** START **

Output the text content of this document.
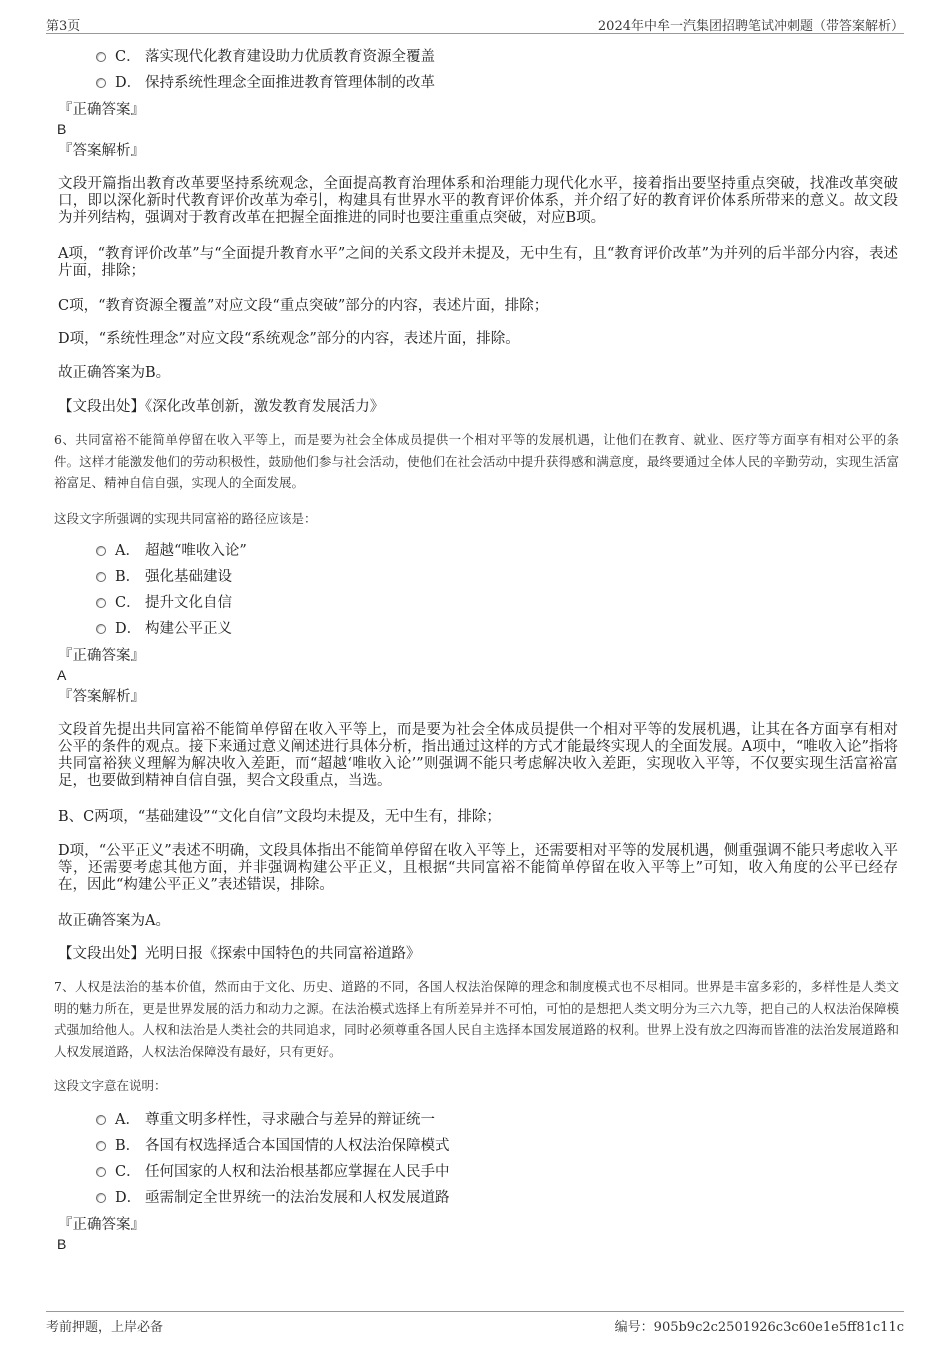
第3页	2024年中牟一汽集团招聘笔试冲刺题（带答案解析）
C． 落实现代化教育建设助力优质教育资源全覆盖
D． 保持系统性理念全面推进教育管理体制的改革
『正确答案』
B
『答案解析』
文段开篇指出教育改革要坚持系统观念，全面提高教育治理体系和治理能力现代化水平，接着指出要坚持重点突破，找准改革突破口，即以深化新时代教育评价改革为牵引，构建具有世界水平的教育评价体系，并介绍了好的教育评价体系所带来的意义。故文段为并列结构，强调对于教育改革在把握全面推进的同时也要注重重点突破，对应B项。
A项，“教育评价改革”与“全面提升教育水平”之间的关系文段并未提及，无中生有，且“教育评价改革”为并列的后半部分内容，表述片面，排除；
C项，“教育资源全覆盖”对应文段“重点突破”部分的内容，表述片面，排除；
D项，“系统性理念”对应文段“系统观念”部分的内容，表述片面，排除。
故正确答案为B。
【文段出处】《深化改革创新，激发教育发展活力》
6、共同富裕不能简单停留在收入平等上，而是要为社会全体成员提供一个相对平等的发展机遇，让他们在教育、就业、医疗等方面享有相对公平的条件。这样才能激发他们的劳动积极性，鼓励他们参与社会活动，使他们在社会活动中提升获得感和满意度，最终要通过全体人民的辛勤劳动，实现生活富裕富足、精神自信自强，实现人的全面发展。
这段文字所强调的实现共同富裕的路径应该是：
A． 超越“唯收入论”
B． 强化基础建设
C． 提升文化自信
D． 构建公平正义
『正确答案』
A
『答案解析』
文段首先提出共同富裕不能简单停留在收入平等上，而是要为社会全体成员提供一个相对平等的发展机遇，让其在各方面享有相对公平的条件的观点。接下来通过意义阐述进行具体分析，指出通过这样的方式才能最终实现人的全面发展。A项中，“唯收入论”指将共同富裕狭义理解为解决收入差距，而“超越‘唯收入论’”则强调不能只考虑解决收入差距，实现收入平等，不仅要实现生活富裕富足，也要做到精神自信自强，契合文段重点，当选。
B、C两项，“基础建设”“文化自信”文段均未提及，无中生有，排除；
D项，“公平正义”表述不明确，文段具体指出不能简单停留在收入平等上，还需要相对平等的发展机遇，侧重强调不能只考虑收入平等，还需要考虑其他方面，并非强调构建公平正义，且根据“共同富裕不能简单停留在收入平等上”可知，收入角度的公平已经存在，因此“构建公平正义”表述错误，排除。
故正确答案为A。
【文段出处】光明日报《探索中国特色的共同富裕道路》
7、人权是法治的基本价值，然而由于文化、历史、道路的不同，各国人权法治保障的理念和制度模式也不尽相同。世界是丰富多彩的，多样性是人类文明的魅力所在，更是世界发展的活力和动力之源。在法治模式选择上有所差异并不可怕，可怕的是想把人类文明分为三六九等，把自己的人权法治保障模式强加给他人。人权和法治是人类社会的共同追求，同时必须尊重各国人民自主选择本国发展道路的权利。世界上没有放之四海而皆准的法治发展道路和人权发展道路，人权法治保障没有最好，只有更好。
这段文字意在说明：
A． 尊重文明多样性，寻求融合与差异的辩证统一
B． 各国有权选择适合本国国情的人权法治保障模式
C． 任何国家的人权和法治根基都应掌握在人民手中
D． 亟需制定全世界统一的法治发展和人权发展道路
『正确答案』
B
考前押题，上岸必备	编号：905b9c2c2501926c3c60e1e5ff81c11c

** END **

● WORK TO BE COMPLETED: List the lines of the entries that include "无中生有".

● REPLY TO THE TASK:
A项，“教育评价改革”与“全面提升教育水平”之间的关系文段并未提及，无中生有，且“教育评价改革”为并列的后半部分内容，表述片面，排除；
B、C两项，“基础建设”“文化自信”文段均未提及，无中生有，排除；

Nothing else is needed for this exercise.